— Aim of the exercise —
Set each entry down verbatim, omitting images.

--- Records ---

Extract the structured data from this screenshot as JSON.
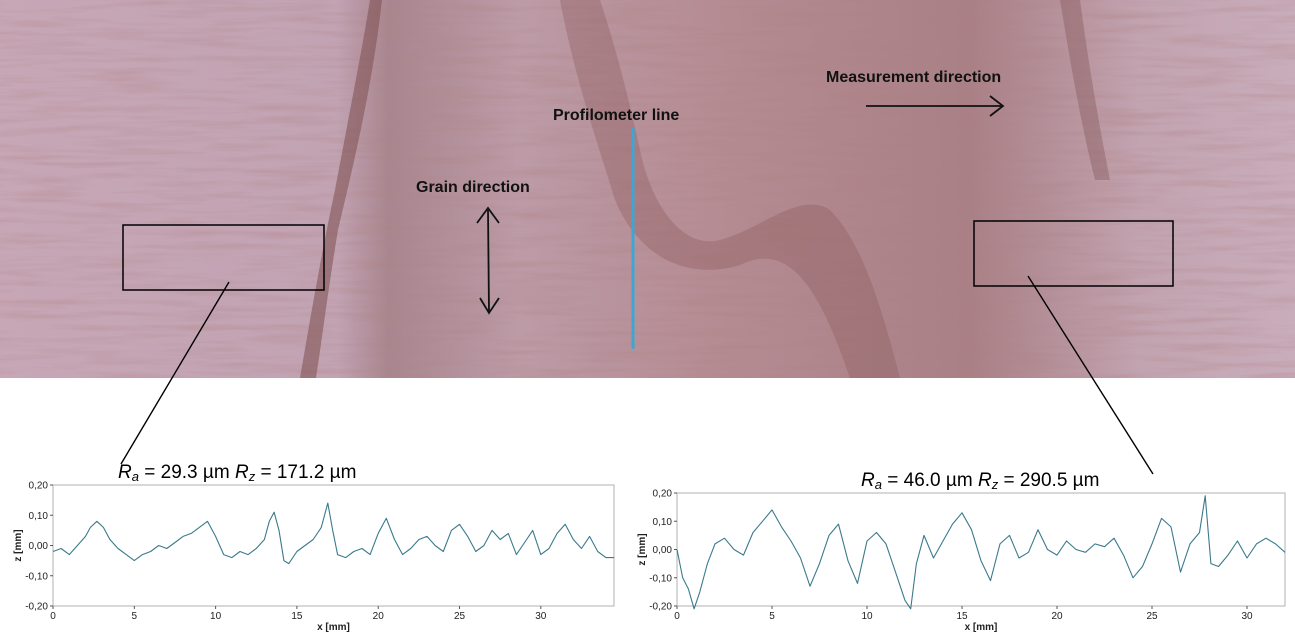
{
  "photo": {
    "profilometer_line_label": "Profilometer line",
    "grain_direction_label": "Grain direction",
    "measurement_direction_label": "Measurement direction",
    "profilometer_line_color": "#3fa6d2",
    "surface_base_color": "#b78d96"
  },
  "chart_data": [
    {
      "type": "line",
      "title": "",
      "roughness": {
        "ra": "29.3 µm",
        "rz": "171.2 µm"
      },
      "xlabel": "x [mm]",
      "ylabel": "z [mm]",
      "xlim": [
        0,
        34.5
      ],
      "ylim": [
        -0.2,
        0.2
      ],
      "xticks": [
        "0",
        "5",
        "10",
        "15",
        "20",
        "25",
        "30"
      ],
      "yticks": [
        "0,20",
        "0,10",
        "0,00",
        "-0,10",
        "-0,20"
      ],
      "line_color": "#3a7a8c",
      "series": [
        {
          "x": [
            0,
            0.5,
            1.0,
            1.5,
            2.0,
            2.3,
            2.7,
            3.1,
            3.5,
            4.0,
            4.5,
            5.0,
            5.5,
            6.0,
            6.5,
            7.0,
            7.5,
            8.0,
            8.5,
            9.0,
            9.5,
            10.0,
            10.5,
            11.0,
            11.5,
            12.0,
            12.5,
            13.0,
            13.3,
            13.6,
            13.9,
            14.2,
            14.5,
            15.0,
            15.5,
            16.0,
            16.5,
            16.9,
            17.2,
            17.5,
            18.0,
            18.5,
            19.0,
            19.5,
            20.0,
            20.5,
            21.0,
            21.5,
            22.0,
            22.5,
            23.0,
            23.5,
            24.0,
            24.5,
            25.0,
            25.5,
            26.0,
            26.5,
            27.0,
            27.5,
            28.0,
            28.5,
            29.0,
            29.5,
            30.0,
            30.5,
            31.0,
            31.5,
            32.0,
            32.5,
            33.0,
            33.5,
            34.0,
            34.5
          ],
          "y": [
            -0.02,
            -0.01,
            -0.03,
            0.0,
            0.03,
            0.06,
            0.08,
            0.06,
            0.02,
            -0.01,
            -0.03,
            -0.05,
            -0.03,
            -0.02,
            0.0,
            -0.01,
            0.01,
            0.03,
            0.04,
            0.06,
            0.08,
            0.03,
            -0.03,
            -0.04,
            -0.02,
            -0.03,
            -0.01,
            0.02,
            0.08,
            0.11,
            0.05,
            -0.05,
            -0.06,
            -0.02,
            0.0,
            0.02,
            0.06,
            0.14,
            0.05,
            -0.03,
            -0.04,
            -0.02,
            -0.01,
            -0.03,
            0.04,
            0.09,
            0.02,
            -0.03,
            -0.01,
            0.02,
            0.03,
            0.0,
            -0.02,
            0.05,
            0.07,
            0.03,
            -0.02,
            0.0,
            0.05,
            0.02,
            0.04,
            -0.03,
            0.01,
            0.05,
            -0.03,
            -0.01,
            0.04,
            0.07,
            0.02,
            -0.01,
            0.03,
            -0.02,
            -0.04,
            -0.04
          ]
        }
      ]
    },
    {
      "type": "line",
      "title": "",
      "roughness": {
        "ra": "46.0 µm",
        "rz": "290.5 µm"
      },
      "xlabel": "x [mm]",
      "ylabel": "z [mm]",
      "xlim": [
        0,
        32.0
      ],
      "ylim": [
        -0.2,
        0.2
      ],
      "xticks": [
        "0",
        "5",
        "10",
        "15",
        "20",
        "25",
        "30"
      ],
      "yticks": [
        "0,20",
        "0,10",
        "0,00",
        "-0,10",
        "-0,20"
      ],
      "line_color": "#3a7a8c",
      "series": [
        {
          "x": [
            0,
            0.3,
            0.6,
            0.9,
            1.2,
            1.6,
            2.0,
            2.5,
            3.0,
            3.5,
            4.0,
            4.5,
            5.0,
            5.5,
            6.0,
            6.5,
            7.0,
            7.5,
            8.0,
            8.5,
            9.0,
            9.5,
            10.0,
            10.5,
            11.0,
            11.5,
            12.0,
            12.3,
            12.6,
            13.0,
            13.5,
            14.0,
            14.5,
            15.0,
            15.5,
            16.0,
            16.5,
            17.0,
            17.5,
            18.0,
            18.5,
            19.0,
            19.5,
            20.0,
            20.5,
            21.0,
            21.5,
            22.0,
            22.5,
            23.0,
            23.5,
            24.0,
            24.5,
            25.0,
            25.5,
            26.0,
            26.5,
            27.0,
            27.5,
            27.8,
            28.1,
            28.5,
            29.0,
            29.5,
            30.0,
            30.5,
            31.0,
            31.5,
            32.0
          ],
          "y": [
            0.0,
            -0.1,
            -0.14,
            -0.21,
            -0.15,
            -0.05,
            0.02,
            0.04,
            0.0,
            -0.02,
            0.06,
            0.1,
            0.14,
            0.08,
            0.03,
            -0.03,
            -0.13,
            -0.05,
            0.05,
            0.09,
            -0.04,
            -0.12,
            0.03,
            0.06,
            0.02,
            -0.08,
            -0.18,
            -0.21,
            -0.05,
            0.05,
            -0.03,
            0.03,
            0.09,
            0.13,
            0.07,
            -0.04,
            -0.11,
            0.02,
            0.05,
            -0.03,
            -0.01,
            0.07,
            0.0,
            -0.02,
            0.03,
            0.0,
            -0.01,
            0.02,
            0.01,
            0.04,
            -0.02,
            -0.1,
            -0.06,
            0.02,
            0.11,
            0.08,
            -0.08,
            0.02,
            0.06,
            0.19,
            -0.05,
            -0.06,
            -0.02,
            0.03,
            -0.03,
            0.02,
            0.04,
            0.02,
            -0.01
          ]
        }
      ]
    }
  ]
}
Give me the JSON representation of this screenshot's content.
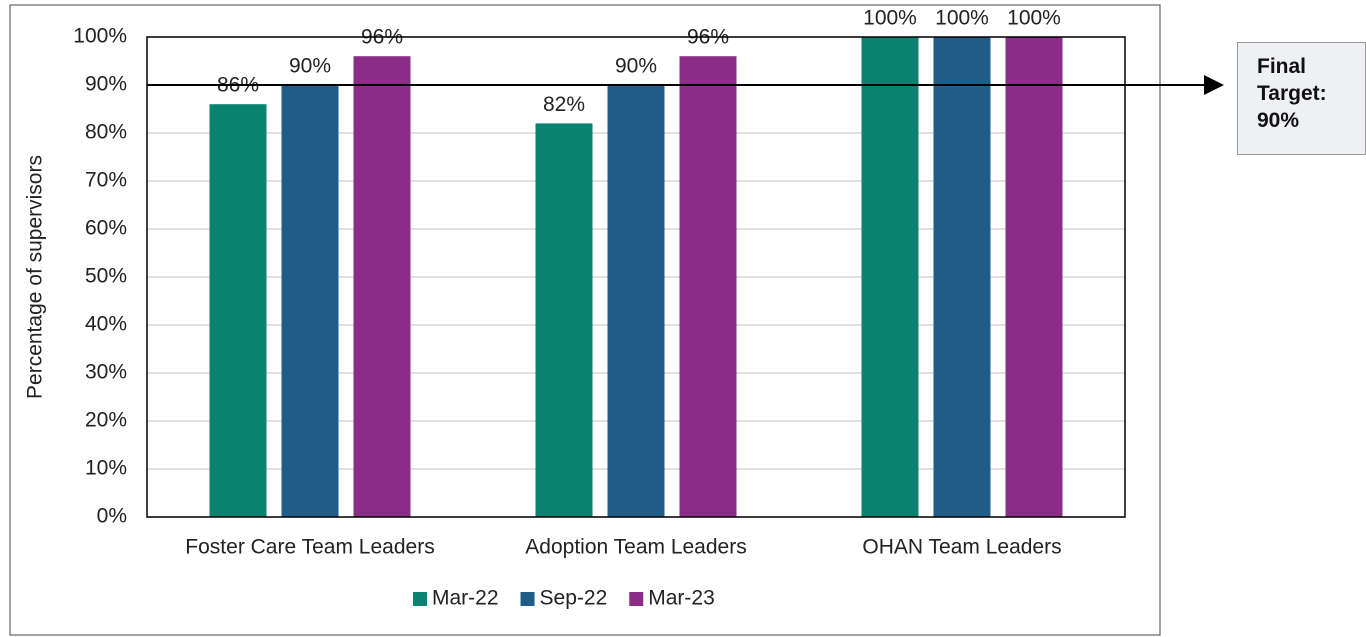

---

— Solved problem —
Extract the structured data from this screenshot as JSON.
{
  "photo": {
    "profilometer_line_label": "Profilometer line",
    "grain_direction_label": "Grain direction",
    "measurement_direction_label": "Measurement direction",
    "profilometer_line_color": "#3fa6d2",
    "surface_base_color": "#b78d96"
  },
  "chart_data": [
    {
      "type": "line",
      "title": "",
      "roughness": {
        "ra": "29.3 µm",
        "rz": "171.2 µm"
      },
      "xlabel": "x [mm]",
      "ylabel": "z [mm]",
      "xlim": [
        0,
        34.5
      ],
      "ylim": [
        -0.2,
        0.2
      ],
      "xticks": [
        "0",
        "5",
        "10",
        "15",
        "20",
        "25",
        "30"
      ],
      "yticks": [
        "0,20",
        "0,10",
        "0,00",
        "-0,10",
        "-0,20"
      ],
      "line_color": "#3a7a8c",
      "series": [
        {
          "x": [
            0,
            0.5,
            1.0,
            1.5,
            2.0,
            2.3,
            2.7,
            3.1,
            3.5,
            4.0,
            4.5,
            5.0,
            5.5,
            6.0,
            6.5,
            7.0,
            7.5,
            8.0,
            8.5,
            9.0,
            9.5,
            10.0,
            10.5,
            11.0,
            11.5,
            12.0,
            12.5,
            13.0,
            13.3,
            13.6,
            13.9,
            14.2,
            14.5,
            15.0,
            15.5,
            16.0,
            16.5,
            16.9,
            17.2,
            17.5,
            18.0,
            18.5,
            19.0,
            19.5,
            20.0,
            20.5,
            21.0,
            21.5,
            22.0,
            22.5,
            23.0,
            23.5,
            24.0,
            24.5,
            25.0,
            25.5,
            26.0,
            26.5,
            27.0,
            27.5,
            28.0,
            28.5,
            29.0,
            29.5,
            30.0,
            30.5,
            31.0,
            31.5,
            32.0,
            32.5,
            33.0,
            33.5,
            34.0,
            34.5
          ],
          "y": [
            -0.02,
            -0.01,
            -0.03,
            0.0,
            0.03,
            0.06,
            0.08,
            0.06,
            0.02,
            -0.01,
            -0.03,
            -0.05,
            -0.03,
            -0.02,
            0.0,
            -0.01,
            0.01,
            0.03,
            0.04,
            0.06,
            0.08,
            0.03,
            -0.03,
            -0.04,
            -0.02,
            -0.03,
            -0.01,
            0.02,
            0.08,
            0.11,
            0.05,
            -0.05,
            -0.06,
            -0.02,
            0.0,
            0.02,
            0.06,
            0.14,
            0.05,
            -0.03,
            -0.04,
            -0.02,
            -0.01,
            -0.03,
            0.04,
            0.09,
            0.02,
            -0.03,
            -0.01,
            0.02,
            0.03,
            0.0,
            -0.02,
            0.05,
            0.07,
            0.03,
            -0.02,
            0.0,
            0.05,
            0.02,
            0.04,
            -0.03,
            0.01,
            0.05,
            -0.03,
            -0.01,
            0.04,
            0.07,
            0.02,
            -0.01,
            0.03,
            -0.02,
            -0.04,
            -0.04
          ]
        }
      ]
    },
    {
      "type": "line",
      "title": "",
      "roughness": {
        "ra": "46.0 µm",
        "rz": "290.5 µm"
      },
      "xlabel": "x [mm]",
      "ylabel": "z [mm]",
      "xlim": [
        0,
        32.0
      ],
      "ylim": [
        -0.2,
        0.2
      ],
      "xticks": [
        "0",
        "5",
        "10",
        "15",
        "20",
        "25",
        "30"
      ],
      "yticks": [
        "0,20",
        "0,10",
        "0,00",
        "-0,10",
        "-0,20"
      ],
      "line_color": "#3a7a8c",
      "series": [
        {
          "x": [
            0,
            0.3,
            0.6,
            0.9,
            1.2,
            1.6,
            2.0,
            2.5,
            3.0,
            3.5,
            4.0,
            4.5,
            5.0,
            5.5,
            6.0,
            6.5,
            7.0,
            7.5,
            8.0,
            8.5,
            9.0,
            9.5,
            10.0,
            10.5,
            11.0,
            11.5,
            12.0,
            12.3,
            12.6,
            13.0,
            13.5,
            14.0,
            14.5,
            15.0,
            15.5,
            16.0,
            16.5,
            17.0,
            17.5,
            18.0,
            18.5,
            19.0,
            19.5,
            20.0,
            20.5,
            21.0,
            21.5,
            22.0,
            22.5,
            23.0,
            23.5,
            24.0,
            24.5,
            25.0,
            25.5,
            26.0,
            26.5,
            27.0,
            27.5,
            27.8,
            28.1,
            28.5,
            29.0,
            29.5,
            30.0,
            30.5,
            31.0,
            31.5,
            32.0
          ],
          "y": [
            0.0,
            -0.1,
            -0.14,
            -0.21,
            -0.15,
            -0.05,
            0.02,
            0.04,
            0.0,
            -0.02,
            0.06,
            0.1,
            0.14,
            0.08,
            0.03,
            -0.03,
            -0.13,
            -0.05,
            0.05,
            0.09,
            -0.04,
            -0.12,
            0.03,
            0.06,
            0.02,
            -0.08,
            -0.18,
            -0.21,
            -0.05,
            0.05,
            -0.03,
            0.03,
            0.09,
            0.13,
            0.07,
            -0.04,
            -0.11,
            0.02,
            0.05,
            -0.03,
            -0.01,
            0.07,
            0.0,
            -0.02,
            0.03,
            0.0,
            -0.01,
            0.02,
            0.01,
            0.04,
            -0.02,
            -0.1,
            -0.06,
            0.02,
            0.11,
            0.08,
            -0.08,
            0.02,
            0.06,
            0.19,
            -0.05,
            -0.06,
            -0.02,
            0.03,
            -0.03,
            0.02,
            0.04,
            0.02,
            -0.01
          ]
        }
      ]
    }
  ]
}
Give me the JSON representation of this screenshot's content.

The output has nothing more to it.